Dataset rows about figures
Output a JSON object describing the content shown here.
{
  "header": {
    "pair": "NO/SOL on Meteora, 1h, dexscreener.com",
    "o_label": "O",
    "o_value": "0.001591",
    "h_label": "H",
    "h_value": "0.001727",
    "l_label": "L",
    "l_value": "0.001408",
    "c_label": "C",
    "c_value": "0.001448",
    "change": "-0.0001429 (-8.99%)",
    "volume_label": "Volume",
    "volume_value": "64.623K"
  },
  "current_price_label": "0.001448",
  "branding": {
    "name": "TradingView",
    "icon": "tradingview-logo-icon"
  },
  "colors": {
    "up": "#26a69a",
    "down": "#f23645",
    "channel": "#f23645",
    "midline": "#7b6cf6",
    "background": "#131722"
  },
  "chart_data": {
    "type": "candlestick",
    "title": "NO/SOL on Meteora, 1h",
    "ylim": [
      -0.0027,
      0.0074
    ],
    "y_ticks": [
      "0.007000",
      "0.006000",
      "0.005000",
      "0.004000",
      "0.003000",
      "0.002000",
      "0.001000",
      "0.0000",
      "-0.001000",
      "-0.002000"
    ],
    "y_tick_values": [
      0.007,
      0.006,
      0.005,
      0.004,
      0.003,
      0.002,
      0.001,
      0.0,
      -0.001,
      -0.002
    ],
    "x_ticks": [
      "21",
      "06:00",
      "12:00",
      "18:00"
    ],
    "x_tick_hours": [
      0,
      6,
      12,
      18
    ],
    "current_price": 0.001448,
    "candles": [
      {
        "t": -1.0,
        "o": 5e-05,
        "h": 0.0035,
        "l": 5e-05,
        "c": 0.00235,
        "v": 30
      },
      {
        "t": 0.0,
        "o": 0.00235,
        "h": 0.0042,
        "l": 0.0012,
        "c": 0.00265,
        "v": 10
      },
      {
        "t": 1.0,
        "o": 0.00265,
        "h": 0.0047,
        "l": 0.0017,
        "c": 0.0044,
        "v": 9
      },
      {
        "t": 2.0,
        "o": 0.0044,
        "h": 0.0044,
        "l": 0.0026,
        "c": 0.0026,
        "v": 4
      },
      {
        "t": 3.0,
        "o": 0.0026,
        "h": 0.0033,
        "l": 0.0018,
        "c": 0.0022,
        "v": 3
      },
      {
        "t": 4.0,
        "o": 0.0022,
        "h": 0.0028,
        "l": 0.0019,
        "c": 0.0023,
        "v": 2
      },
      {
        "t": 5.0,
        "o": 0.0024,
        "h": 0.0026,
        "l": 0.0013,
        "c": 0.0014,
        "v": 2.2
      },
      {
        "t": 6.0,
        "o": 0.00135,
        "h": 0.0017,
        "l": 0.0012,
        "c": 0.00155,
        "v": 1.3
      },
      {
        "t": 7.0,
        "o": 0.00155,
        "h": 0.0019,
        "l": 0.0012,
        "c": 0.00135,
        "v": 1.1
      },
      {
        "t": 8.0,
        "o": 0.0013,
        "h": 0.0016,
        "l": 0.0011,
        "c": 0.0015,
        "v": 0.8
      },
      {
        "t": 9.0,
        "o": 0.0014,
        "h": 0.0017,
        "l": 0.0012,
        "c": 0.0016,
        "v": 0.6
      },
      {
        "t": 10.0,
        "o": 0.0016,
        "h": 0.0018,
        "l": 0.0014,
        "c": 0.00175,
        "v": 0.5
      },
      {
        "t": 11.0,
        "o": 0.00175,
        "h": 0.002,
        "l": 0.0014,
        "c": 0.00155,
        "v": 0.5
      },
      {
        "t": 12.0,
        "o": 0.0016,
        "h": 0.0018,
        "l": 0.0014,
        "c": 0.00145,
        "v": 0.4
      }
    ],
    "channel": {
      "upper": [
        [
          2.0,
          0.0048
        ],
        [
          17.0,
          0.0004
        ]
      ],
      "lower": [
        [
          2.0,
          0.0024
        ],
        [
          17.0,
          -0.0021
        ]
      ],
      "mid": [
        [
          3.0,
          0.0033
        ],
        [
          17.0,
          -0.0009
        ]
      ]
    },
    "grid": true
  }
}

• Stated problem:
In the listing above, find each line with the word "Meteora" and copy it.

• Exercise answer:
    "pair": "NO/SOL on Meteora, 1h, dexscreener.com",
    "title": "NO/SOL on Meteora, 1h",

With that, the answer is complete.